GIVEN ENTRIES →
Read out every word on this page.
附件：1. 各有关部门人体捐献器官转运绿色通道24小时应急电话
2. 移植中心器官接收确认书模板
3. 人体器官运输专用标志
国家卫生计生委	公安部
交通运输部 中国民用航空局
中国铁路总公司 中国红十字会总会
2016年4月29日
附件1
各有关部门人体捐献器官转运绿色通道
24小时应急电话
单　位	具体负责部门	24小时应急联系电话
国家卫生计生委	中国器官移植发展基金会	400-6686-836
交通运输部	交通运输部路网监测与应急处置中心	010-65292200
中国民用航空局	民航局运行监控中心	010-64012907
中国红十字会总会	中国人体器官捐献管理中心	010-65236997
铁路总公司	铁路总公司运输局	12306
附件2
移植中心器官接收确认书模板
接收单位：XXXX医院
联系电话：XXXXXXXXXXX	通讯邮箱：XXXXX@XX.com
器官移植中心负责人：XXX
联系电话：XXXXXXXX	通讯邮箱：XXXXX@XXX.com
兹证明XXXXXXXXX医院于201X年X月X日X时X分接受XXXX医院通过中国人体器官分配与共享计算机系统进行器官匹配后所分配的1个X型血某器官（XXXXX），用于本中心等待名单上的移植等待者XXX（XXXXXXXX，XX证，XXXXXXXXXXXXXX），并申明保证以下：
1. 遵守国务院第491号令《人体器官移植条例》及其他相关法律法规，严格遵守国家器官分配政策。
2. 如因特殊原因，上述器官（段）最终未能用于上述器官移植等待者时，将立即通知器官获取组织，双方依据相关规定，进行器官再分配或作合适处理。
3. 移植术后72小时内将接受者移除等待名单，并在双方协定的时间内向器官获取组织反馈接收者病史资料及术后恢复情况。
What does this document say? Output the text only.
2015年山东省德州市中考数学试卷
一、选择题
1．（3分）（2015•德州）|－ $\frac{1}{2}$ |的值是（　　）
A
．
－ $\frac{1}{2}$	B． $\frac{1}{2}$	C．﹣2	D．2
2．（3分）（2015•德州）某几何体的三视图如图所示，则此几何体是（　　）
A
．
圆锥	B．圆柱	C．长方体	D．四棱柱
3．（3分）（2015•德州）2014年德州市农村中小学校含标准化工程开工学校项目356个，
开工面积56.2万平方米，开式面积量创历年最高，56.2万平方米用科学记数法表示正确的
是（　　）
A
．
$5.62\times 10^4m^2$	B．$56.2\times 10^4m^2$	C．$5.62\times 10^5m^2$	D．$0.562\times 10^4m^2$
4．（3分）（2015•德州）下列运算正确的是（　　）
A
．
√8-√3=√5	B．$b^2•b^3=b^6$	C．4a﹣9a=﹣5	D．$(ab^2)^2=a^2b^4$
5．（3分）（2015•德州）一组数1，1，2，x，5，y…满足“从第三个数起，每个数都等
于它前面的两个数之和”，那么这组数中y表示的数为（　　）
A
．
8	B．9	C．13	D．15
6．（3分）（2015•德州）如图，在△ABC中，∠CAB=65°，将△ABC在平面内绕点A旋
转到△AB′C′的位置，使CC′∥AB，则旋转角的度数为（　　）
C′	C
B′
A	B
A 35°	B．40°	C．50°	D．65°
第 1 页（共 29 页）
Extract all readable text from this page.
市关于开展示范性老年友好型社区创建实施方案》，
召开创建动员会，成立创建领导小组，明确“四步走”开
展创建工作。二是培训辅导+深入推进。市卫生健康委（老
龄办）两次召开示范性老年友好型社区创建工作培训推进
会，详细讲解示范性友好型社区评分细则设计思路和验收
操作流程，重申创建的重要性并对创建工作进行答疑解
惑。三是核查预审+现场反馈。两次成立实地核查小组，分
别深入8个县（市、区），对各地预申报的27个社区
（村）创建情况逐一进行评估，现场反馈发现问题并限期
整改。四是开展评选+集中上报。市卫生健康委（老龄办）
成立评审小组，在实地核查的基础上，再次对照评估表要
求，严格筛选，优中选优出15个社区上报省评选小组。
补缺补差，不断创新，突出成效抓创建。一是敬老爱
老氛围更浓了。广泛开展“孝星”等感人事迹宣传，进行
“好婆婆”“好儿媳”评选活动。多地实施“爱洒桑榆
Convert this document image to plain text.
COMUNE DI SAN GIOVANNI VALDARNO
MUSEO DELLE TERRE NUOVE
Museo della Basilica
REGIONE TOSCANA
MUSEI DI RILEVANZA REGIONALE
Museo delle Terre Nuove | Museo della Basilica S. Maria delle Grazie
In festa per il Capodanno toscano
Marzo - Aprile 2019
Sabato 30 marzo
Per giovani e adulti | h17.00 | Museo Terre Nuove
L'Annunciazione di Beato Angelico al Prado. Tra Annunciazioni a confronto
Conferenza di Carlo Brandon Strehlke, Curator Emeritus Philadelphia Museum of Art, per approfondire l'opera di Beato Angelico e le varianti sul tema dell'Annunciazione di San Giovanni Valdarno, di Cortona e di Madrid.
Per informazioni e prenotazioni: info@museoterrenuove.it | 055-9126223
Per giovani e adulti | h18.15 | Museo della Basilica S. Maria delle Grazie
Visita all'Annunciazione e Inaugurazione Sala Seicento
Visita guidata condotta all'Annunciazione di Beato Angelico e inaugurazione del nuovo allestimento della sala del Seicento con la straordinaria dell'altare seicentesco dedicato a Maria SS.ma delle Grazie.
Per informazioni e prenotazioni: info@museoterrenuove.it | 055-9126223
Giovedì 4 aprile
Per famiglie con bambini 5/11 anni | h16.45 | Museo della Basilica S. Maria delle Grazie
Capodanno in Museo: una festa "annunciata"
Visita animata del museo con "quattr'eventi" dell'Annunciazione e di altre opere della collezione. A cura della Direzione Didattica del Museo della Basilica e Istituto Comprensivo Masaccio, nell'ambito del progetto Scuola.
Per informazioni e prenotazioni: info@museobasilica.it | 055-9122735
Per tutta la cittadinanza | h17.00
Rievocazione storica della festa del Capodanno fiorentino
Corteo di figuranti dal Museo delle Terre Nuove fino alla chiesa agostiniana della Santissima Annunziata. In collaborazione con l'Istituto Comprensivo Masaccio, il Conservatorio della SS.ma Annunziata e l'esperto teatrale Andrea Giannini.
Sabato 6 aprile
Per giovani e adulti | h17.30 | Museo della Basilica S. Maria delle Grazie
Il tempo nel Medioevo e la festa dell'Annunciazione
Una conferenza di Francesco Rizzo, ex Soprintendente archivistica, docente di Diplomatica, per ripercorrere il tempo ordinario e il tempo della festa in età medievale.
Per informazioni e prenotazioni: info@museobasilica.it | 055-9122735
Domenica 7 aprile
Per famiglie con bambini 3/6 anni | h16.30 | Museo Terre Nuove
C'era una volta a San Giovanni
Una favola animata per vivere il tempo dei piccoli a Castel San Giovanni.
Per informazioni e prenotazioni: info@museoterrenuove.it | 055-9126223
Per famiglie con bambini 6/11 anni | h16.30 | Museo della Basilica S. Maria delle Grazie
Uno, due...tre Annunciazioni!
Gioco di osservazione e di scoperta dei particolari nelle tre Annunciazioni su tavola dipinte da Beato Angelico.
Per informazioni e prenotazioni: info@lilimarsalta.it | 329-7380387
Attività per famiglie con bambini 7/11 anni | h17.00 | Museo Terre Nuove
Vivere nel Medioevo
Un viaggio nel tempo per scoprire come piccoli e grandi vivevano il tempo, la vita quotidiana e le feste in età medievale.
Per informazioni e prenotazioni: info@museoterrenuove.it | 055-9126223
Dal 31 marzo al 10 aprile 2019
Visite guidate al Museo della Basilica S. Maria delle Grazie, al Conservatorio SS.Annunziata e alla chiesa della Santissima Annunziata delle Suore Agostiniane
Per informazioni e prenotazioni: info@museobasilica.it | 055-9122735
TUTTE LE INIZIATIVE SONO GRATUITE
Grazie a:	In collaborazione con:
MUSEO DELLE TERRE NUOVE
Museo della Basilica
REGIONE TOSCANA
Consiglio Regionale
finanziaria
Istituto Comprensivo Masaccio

WRITTEN REQUEST →
Extract, from the material above, each line holding the word "Grazie".

ANSWER TO THIS TASK →
Museo delle Terre Nuove | Museo della Basilica S. Maria delle Grazie
Per giovani e adulti | h18.15 | Museo della Basilica S. Maria delle Grazie
Visita guidata condotta all'Annunciazione di Beato Angelico e inaugurazione del nuovo allestimento della sala del Seicento con la straordinaria dell'altare seicentesco dedicato a Maria SS.ma delle Grazie.
Per famiglie con bambini 5/11 anni | h16.45 | Museo della Basilica S. Maria delle Grazie
Per giovani e adulti | h17.30 | Museo della Basilica S. Maria delle Grazie
Per famiglie con bambini 6/11 anni | h16.30 | Museo della Basilica S. Maria delle Grazie
Visite guidate al Museo della Basilica S. Maria delle Grazie, al Conservatorio SS.Annunziata e alla chiesa della Santissima Annunziata delle Suore Agostiniane
Grazie a:	In collaborazione con:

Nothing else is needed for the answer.